How many of these lines hold the string "JSON"? Answer with the number only.
%%
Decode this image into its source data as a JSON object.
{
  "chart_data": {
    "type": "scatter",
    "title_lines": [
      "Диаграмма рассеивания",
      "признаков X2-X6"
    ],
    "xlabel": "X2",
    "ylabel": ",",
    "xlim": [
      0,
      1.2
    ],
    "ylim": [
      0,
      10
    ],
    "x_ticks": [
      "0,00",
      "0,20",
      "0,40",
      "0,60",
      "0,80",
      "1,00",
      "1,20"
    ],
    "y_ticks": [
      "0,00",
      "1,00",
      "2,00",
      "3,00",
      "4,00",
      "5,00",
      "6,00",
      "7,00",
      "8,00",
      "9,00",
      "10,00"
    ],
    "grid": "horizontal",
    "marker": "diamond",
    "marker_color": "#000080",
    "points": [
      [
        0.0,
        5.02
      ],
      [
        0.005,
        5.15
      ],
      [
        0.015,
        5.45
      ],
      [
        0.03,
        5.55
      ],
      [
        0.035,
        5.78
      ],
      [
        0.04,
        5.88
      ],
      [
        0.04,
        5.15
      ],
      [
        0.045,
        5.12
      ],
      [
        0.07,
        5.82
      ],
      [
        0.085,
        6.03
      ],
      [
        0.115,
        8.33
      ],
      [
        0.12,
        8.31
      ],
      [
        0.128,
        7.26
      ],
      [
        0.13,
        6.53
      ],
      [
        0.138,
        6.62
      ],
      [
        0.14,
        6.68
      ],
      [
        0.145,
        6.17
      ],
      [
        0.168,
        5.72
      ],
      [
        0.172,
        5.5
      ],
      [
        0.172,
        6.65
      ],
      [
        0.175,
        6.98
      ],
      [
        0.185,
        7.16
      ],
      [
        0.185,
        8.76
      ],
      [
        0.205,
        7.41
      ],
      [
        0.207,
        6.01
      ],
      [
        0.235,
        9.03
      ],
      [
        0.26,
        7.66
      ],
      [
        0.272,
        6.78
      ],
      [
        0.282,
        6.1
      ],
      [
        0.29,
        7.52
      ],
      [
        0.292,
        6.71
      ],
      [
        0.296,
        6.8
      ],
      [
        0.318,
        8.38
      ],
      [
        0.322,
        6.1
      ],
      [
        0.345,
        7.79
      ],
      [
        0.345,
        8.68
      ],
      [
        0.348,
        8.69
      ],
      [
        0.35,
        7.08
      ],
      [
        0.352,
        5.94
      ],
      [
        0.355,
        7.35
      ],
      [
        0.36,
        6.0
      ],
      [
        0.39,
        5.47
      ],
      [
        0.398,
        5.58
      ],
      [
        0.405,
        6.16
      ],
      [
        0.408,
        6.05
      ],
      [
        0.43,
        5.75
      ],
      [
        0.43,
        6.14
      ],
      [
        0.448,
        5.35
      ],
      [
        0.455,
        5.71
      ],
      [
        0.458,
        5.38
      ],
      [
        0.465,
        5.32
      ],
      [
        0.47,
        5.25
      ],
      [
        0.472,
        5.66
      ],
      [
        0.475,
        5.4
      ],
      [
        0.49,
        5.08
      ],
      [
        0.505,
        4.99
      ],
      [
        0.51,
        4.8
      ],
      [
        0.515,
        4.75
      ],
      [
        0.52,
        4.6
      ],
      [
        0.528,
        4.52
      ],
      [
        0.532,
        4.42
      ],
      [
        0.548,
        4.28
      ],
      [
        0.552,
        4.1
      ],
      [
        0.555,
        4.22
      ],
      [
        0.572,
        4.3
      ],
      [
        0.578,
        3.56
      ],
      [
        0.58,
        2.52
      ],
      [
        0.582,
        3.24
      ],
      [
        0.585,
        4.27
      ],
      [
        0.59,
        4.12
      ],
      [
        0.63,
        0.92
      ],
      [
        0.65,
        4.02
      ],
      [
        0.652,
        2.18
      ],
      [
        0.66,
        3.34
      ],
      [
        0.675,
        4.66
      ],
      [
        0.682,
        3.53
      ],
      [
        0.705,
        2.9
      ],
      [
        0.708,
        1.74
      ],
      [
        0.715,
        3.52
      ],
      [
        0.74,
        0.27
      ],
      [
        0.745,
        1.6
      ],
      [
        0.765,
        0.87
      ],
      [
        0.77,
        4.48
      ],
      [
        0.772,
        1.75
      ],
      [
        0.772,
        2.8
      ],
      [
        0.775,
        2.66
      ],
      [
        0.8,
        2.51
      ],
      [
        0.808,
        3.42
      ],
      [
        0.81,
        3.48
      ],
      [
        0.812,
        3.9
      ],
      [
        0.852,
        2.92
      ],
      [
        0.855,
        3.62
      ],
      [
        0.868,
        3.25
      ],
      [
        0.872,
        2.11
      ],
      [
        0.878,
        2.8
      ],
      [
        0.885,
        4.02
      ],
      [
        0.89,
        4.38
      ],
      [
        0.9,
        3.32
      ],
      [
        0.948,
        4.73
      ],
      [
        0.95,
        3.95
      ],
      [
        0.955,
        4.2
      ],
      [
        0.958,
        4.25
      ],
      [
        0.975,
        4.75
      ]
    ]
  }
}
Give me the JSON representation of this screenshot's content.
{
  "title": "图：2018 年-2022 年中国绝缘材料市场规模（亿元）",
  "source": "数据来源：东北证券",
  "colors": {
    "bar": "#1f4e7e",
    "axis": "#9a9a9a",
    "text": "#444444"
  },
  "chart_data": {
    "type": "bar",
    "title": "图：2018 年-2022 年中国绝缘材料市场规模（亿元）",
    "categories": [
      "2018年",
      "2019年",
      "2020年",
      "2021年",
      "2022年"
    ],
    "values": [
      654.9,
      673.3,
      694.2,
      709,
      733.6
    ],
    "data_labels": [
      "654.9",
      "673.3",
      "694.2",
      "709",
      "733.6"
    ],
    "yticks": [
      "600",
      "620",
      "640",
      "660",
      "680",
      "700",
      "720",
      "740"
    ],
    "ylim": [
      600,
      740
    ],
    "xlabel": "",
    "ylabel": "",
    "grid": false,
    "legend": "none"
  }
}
%%
Full response — 2